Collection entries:
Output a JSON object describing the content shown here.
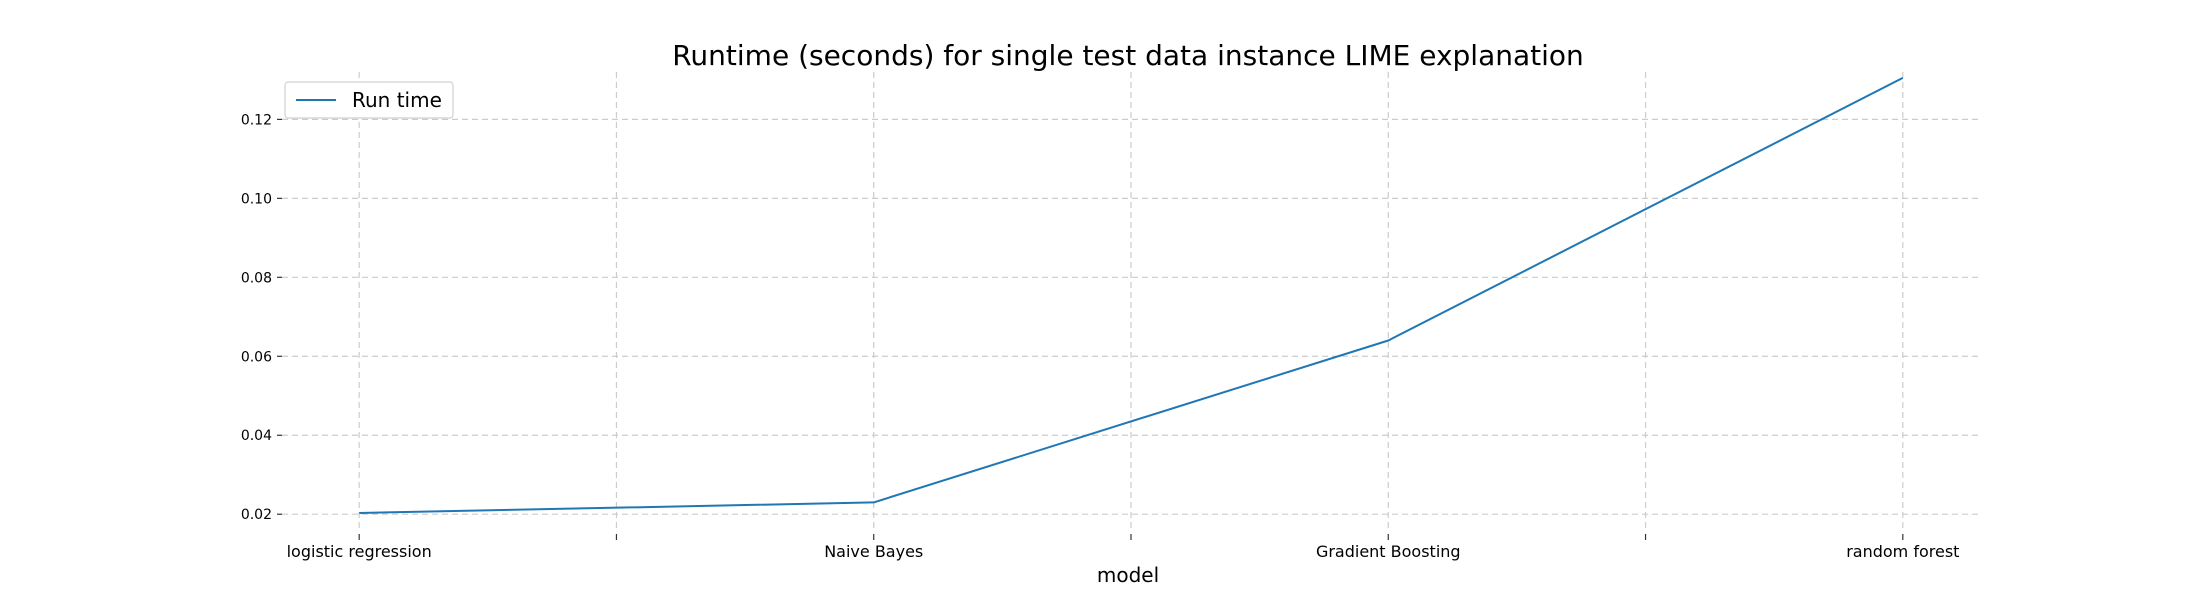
{
  "chart_data": {
    "type": "line",
    "title": "Runtime (seconds) for single test data instance LIME explanation",
    "xlabel": "model",
    "ylabel": "",
    "x": [
      "logistic regression",
      "Naive Bayes",
      "Gradient Boosting",
      "random forest"
    ],
    "x_tick_positions": [
      0,
      0.5,
      1,
      1.5,
      2,
      2.5,
      3
    ],
    "xlim": [
      -0.15,
      3.15
    ],
    "yticks": [
      "0.02",
      "0.04",
      "0.06",
      "0.08",
      "0.10",
      "0.12"
    ],
    "ylim": [
      0.016,
      0.132
    ],
    "series": [
      {
        "name": "Run time",
        "values": [
          0.0203,
          0.023,
          0.064,
          0.1305
        ],
        "color": "#1f77b4"
      }
    ],
    "grid": true,
    "legend_position": "top-left"
  }
}
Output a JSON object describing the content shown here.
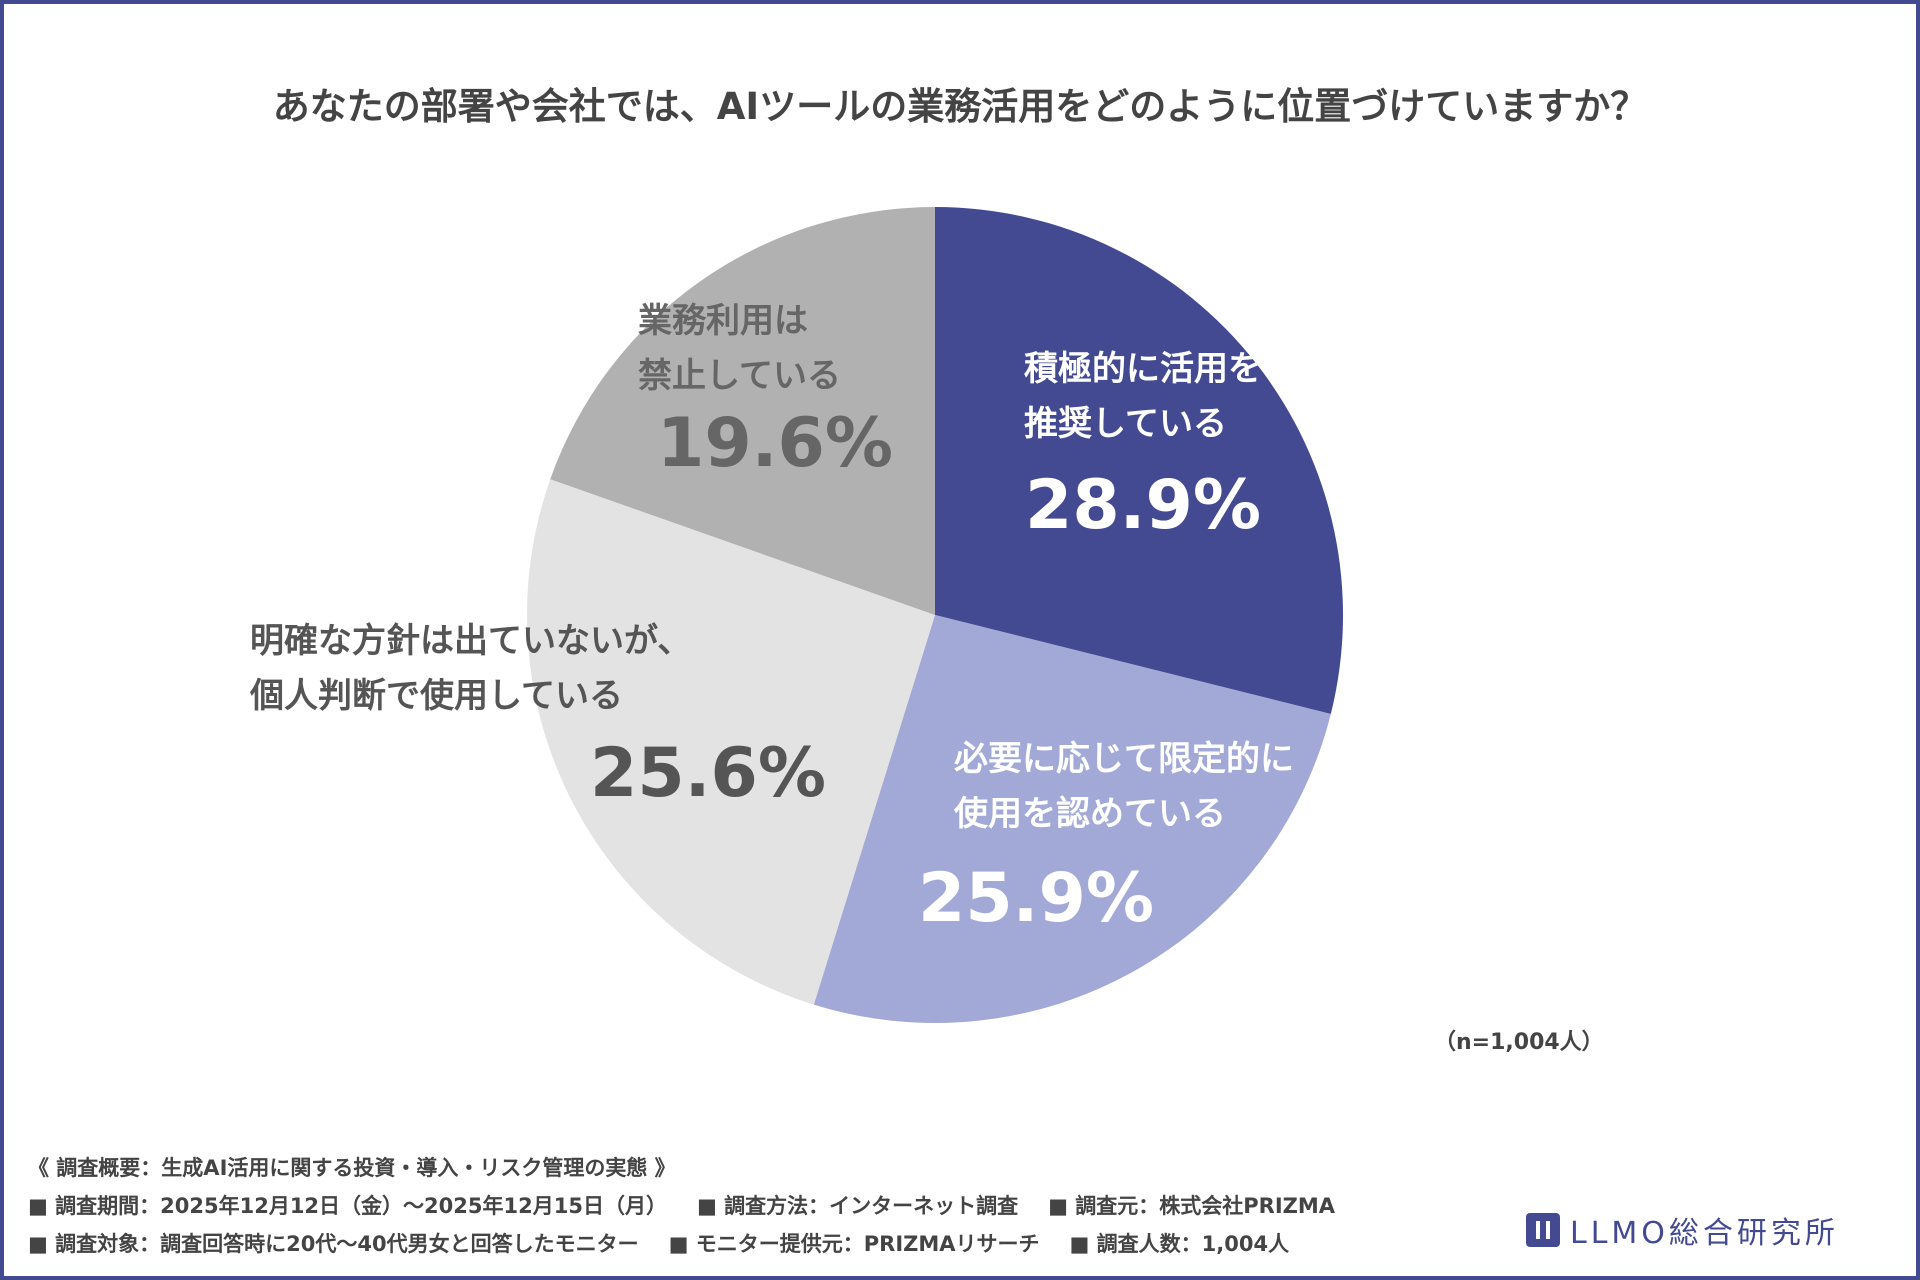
{
  "chart_data": {
    "type": "pie",
    "title": "あなたの部署や会社では、AIツールの業務活用をどのように位置づけていますか？",
    "categories": [
      "積極的に活用を\n推奨している",
      "必要に応じて限定的に\n使用を認めている",
      "明確な方針は出ていないが、\n個人判断で使用している",
      "業務利用は\n禁止している"
    ],
    "values": [
      28.9,
      25.9,
      25.6,
      19.6
    ],
    "value_labels": [
      "28.9%",
      "25.9%",
      "25.6%",
      "19.6%"
    ],
    "colors": [
      "#434a91",
      "#a2a9d6",
      "#e3e3e3",
      "#b1b1b1"
    ],
    "note": "（n=1,004人）"
  },
  "footer": {
    "lines": [
      [
        "《 調査概要：生成AI活用に関する投資・導入・リスク管理の実態 》"
      ],
      [
        "■ 調査期間：2025年12月12日（金）～2025年12月15日（月）",
        "■ 調査方法：インターネット調査",
        "■ 調査元：株式会社PRIZMA"
      ],
      [
        "■ 調査対象：調査回答時に20代～40代男女と回答したモニター",
        "■ モニター提供元：PRIZMAリサーチ",
        "■ 調査人数：1,004人"
      ]
    ],
    "logo": "LLMO総合研究所"
  }
}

Goal of the exercise => Say how many lines of the data include the word "title". Nothing other than the number should be given.

Written response => 2